* Record set *

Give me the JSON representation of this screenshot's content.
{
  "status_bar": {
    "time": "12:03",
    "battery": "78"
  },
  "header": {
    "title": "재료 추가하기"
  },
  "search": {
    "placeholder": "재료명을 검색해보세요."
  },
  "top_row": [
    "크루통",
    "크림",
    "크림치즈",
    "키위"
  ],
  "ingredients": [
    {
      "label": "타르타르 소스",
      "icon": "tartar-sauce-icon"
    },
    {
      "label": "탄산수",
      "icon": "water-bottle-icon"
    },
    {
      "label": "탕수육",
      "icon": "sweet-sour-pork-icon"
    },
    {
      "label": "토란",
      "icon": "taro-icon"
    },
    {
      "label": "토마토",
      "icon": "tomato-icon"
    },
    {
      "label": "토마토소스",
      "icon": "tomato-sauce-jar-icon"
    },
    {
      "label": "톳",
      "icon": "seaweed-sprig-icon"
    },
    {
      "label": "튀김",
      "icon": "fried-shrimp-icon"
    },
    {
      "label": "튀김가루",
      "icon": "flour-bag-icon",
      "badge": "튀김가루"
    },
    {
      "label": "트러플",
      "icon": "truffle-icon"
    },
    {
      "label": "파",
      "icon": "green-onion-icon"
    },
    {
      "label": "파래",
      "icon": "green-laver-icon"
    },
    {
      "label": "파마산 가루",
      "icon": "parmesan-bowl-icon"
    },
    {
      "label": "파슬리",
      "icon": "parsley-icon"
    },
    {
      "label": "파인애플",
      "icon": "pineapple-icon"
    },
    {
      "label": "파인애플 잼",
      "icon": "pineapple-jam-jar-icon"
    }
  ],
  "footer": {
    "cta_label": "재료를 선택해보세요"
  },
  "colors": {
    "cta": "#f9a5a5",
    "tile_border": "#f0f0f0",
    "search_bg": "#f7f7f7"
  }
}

* What the exercise asks *
Say, as a bare number, how many lines in the entries above include the string "sauce".

* Answer for the task *
2